• Given problem: Here are some records; return them all exactly.

-------- Extracted entries

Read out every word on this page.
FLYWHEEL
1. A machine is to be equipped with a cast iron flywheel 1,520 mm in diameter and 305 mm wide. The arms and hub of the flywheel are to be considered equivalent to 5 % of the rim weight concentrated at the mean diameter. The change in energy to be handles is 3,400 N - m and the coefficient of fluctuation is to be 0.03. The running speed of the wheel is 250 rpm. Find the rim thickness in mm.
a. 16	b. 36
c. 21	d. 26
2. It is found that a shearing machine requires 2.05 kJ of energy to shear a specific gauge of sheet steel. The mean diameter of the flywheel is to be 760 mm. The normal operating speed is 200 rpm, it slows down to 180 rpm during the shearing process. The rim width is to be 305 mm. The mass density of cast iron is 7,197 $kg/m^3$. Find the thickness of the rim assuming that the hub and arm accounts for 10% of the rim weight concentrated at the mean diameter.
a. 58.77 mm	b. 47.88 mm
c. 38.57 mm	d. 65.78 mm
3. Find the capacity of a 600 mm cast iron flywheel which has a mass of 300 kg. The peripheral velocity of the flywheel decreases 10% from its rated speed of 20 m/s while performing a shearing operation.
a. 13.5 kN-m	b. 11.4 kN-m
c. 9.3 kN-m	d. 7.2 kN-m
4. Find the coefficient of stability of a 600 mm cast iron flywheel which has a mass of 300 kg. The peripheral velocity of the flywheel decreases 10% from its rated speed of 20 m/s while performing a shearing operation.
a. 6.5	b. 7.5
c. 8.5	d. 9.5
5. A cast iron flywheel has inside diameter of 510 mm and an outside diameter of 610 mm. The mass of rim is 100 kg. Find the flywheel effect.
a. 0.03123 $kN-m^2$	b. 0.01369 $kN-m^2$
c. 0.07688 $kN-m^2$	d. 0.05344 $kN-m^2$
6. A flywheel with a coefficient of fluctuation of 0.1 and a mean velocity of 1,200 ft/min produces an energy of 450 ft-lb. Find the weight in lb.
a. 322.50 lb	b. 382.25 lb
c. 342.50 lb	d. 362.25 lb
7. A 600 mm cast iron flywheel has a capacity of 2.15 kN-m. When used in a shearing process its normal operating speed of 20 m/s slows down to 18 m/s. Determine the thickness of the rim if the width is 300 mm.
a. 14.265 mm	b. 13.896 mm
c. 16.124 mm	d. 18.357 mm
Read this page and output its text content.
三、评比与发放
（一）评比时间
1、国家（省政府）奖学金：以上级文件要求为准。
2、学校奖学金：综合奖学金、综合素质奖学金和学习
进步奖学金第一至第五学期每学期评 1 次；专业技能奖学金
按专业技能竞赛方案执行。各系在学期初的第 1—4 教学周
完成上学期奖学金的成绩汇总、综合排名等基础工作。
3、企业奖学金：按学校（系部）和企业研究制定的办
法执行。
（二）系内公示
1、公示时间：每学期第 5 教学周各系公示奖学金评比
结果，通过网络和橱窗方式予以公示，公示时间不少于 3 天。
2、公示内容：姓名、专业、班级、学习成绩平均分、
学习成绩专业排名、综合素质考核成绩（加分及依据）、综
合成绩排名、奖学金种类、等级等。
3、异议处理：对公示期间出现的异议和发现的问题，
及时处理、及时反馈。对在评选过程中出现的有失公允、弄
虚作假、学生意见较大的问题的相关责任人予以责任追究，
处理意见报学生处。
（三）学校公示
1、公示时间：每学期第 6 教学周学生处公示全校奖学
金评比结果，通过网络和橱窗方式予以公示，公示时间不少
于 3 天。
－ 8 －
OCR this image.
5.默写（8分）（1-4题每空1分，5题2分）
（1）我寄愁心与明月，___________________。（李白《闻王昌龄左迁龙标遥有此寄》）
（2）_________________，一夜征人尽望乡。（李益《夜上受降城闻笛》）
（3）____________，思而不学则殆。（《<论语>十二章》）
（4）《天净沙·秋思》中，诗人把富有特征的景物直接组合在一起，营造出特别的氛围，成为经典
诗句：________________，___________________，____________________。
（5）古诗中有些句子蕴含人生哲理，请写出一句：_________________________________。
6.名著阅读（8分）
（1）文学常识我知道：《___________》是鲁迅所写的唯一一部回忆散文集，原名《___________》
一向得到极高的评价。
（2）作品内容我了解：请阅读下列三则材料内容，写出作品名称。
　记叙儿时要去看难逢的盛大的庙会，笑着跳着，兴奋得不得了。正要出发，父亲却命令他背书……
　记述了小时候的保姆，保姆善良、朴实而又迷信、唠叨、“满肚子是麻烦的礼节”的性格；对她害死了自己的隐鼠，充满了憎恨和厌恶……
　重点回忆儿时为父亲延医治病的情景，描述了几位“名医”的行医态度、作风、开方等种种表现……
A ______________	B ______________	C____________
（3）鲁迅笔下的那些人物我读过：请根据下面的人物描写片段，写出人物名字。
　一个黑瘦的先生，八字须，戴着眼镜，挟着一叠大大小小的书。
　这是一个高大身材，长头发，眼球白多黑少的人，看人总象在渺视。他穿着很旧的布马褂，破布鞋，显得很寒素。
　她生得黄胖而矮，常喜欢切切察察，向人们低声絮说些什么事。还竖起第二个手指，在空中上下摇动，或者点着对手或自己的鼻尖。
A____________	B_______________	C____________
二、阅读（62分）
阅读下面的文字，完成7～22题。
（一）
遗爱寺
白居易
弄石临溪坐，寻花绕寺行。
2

----------------

• Answer:
Read out every word on this page.
FLYWHEEL
1. A machine is to be equipped with a cast iron flywheel 1,520 mm in diameter and 305 mm wide. The arms and hub of the flywheel are to be considered equivalent to 5 % of the rim weight concentrated at the mean diameter. The change in energy to be handles is 3,400 N - m and the coefficient of fluctuation is to be 0.03. The running speed of the wheel is 250 rpm. Find the rim thickness in mm.
a. 16	b. 36
c. 21	d. 26
2. It is found that a shearing machine requires 2.05 kJ of energy to shear a specific gauge of sheet steel. The mean diameter of the flywheel is to be 760 mm. The normal operating speed is 200 rpm, it slows down to 180 rpm during the shearing process. The rim width is to be 305 mm. The mass density of cast iron is 7,197 $kg/m^3$. Find the thickness of the rim assuming that the hub and arm accounts for 10% of the rim weight concentrated at the mean diameter.
a. 58.77 mm	b. 47.88 mm
c. 38.57 mm	d. 65.78 mm
3. Find the capacity of a 600 mm cast iron flywheel which has a mass of 300 kg. The peripheral velocity of the flywheel decreases 10% from its rated speed of 20 m/s while performing a shearing operation.
a. 13.5 kN-m	b. 11.4 kN-m
c. 9.3 kN-m	d. 7.2 kN-m
4. Find the coefficient of stability of a 600 mm cast iron flywheel which has a mass of 300 kg. The peripheral velocity of the flywheel decreases 10% from its rated speed of 20 m/s while performing a shearing operation.
a. 6.5	b. 7.5
c. 8.5	d. 9.5
5. A cast iron flywheel has inside diameter of 510 mm and an outside diameter of 610 mm. The mass of rim is 100 kg. Find the flywheel effect.
a. 0.03123 $kN-m^2$	b. 0.01369 $kN-m^2$
c. 0.07688 $kN-m^2$	d. 0.05344 $kN-m^2$
6. A flywheel with a coefficient of fluctuation of 0.1 and a mean velocity of 1,200 ft/min produces an energy of 450 ft-lb. Find the weight in lb.
a. 322.50 lb	b. 382.25 lb
c. 342.50 lb	d. 362.25 lb
7. A 600 mm cast iron flywheel has a capacity of 2.15 kN-m. When used in a shearing process its normal operating speed of 20 m/s slows down to 18 m/s. Determine the thickness of the rim if the width is 300 mm.
a. 14.265 mm	b. 13.896 mm
c. 16.124 mm	d. 18.357 mm
Read this page and output its text content.
三、评比与发放
（一）评比时间
1、国家（省政府）奖学金：以上级文件要求为准。
2、学校奖学金：综合奖学金、综合素质奖学金和学习
进步奖学金第一至第五学期每学期评 1 次；专业技能奖学金
按专业技能竞赛方案执行。各系在学期初的第 1—4 教学周
完成上学期奖学金的成绩汇总、综合排名等基础工作。
3、企业奖学金：按学校（系部）和企业研究制定的办
法执行。
（二）系内公示
1、公示时间：每学期第 5 教学周各系公示奖学金评比
结果，通过网络和橱窗方式予以公示，公示时间不少于 3 天。
2、公示内容：姓名、专业、班级、学习成绩平均分、
学习成绩专业排名、综合素质考核成绩（加分及依据）、综
合成绩排名、奖学金种类、等级等。
3、异议处理：对公示期间出现的异议和发现的问题，
及时处理、及时反馈。对在评选过程中出现的有失公允、弄
虚作假、学生意见较大的问题的相关责任人予以责任追究，
处理意见报学生处。
（三）学校公示
1、公示时间：每学期第 6 教学周学生处公示全校奖学
金评比结果，通过网络和橱窗方式予以公示，公示时间不少
于 3 天。
－ 8 －
OCR this image.
5.默写（8分）（1-4题每空1分，5题2分）
（1）我寄愁心与明月，___________________。（李白《闻王昌龄左迁龙标遥有此寄》）
（2）_________________，一夜征人尽望乡。（李益《夜上受降城闻笛》）
（3）____________，思而不学则殆。（《<论语>十二章》）
（4）《天净沙·秋思》中，诗人把富有特征的景物直接组合在一起，营造出特别的氛围，成为经典
诗句：________________，___________________，____________________。
（5）古诗中有些句子蕴含人生哲理，请写出一句：_________________________________。
6.名著阅读（8分）
（1）文学常识我知道：《___________》是鲁迅所写的唯一一部回忆散文集，原名《___________》
一向得到极高的评价。
（2）作品内容我了解：请阅读下列三则材料内容，写出作品名称。
　记叙儿时要去看难逢的盛大的庙会，笑着跳着，兴奋得不得了。正要出发，父亲却命令他背书……
　记述了小时候的保姆，保姆善良、朴实而又迷信、唠叨、“满肚子是麻烦的礼节”的性格；对她害死了自己的隐鼠，充满了憎恨和厌恶……
　重点回忆儿时为父亲延医治病的情景，描述了几位“名医”的行医态度、作风、开方等种种表现……
A ______________	B ______________	C____________
（3）鲁迅笔下的那些人物我读过：请根据下面的人物描写片段，写出人物名字。
　一个黑瘦的先生，八字须，戴着眼镜，挟着一叠大大小小的书。
　这是一个高大身材，长头发，眼球白多黑少的人，看人总象在渺视。他穿着很旧的布马褂，破布鞋，显得很寒素。
　她生得黄胖而矮，常喜欢切切察察，向人们低声絮说些什么事。还竖起第二个手指，在空中上下摇动，或者点着对手或自己的鼻尖。
A____________	B_______________	C____________
二、阅读（62分）
阅读下面的文字，完成7～22题。
（一）
遗爱寺
白居易
弄石临溪坐，寻花绕寺行。
2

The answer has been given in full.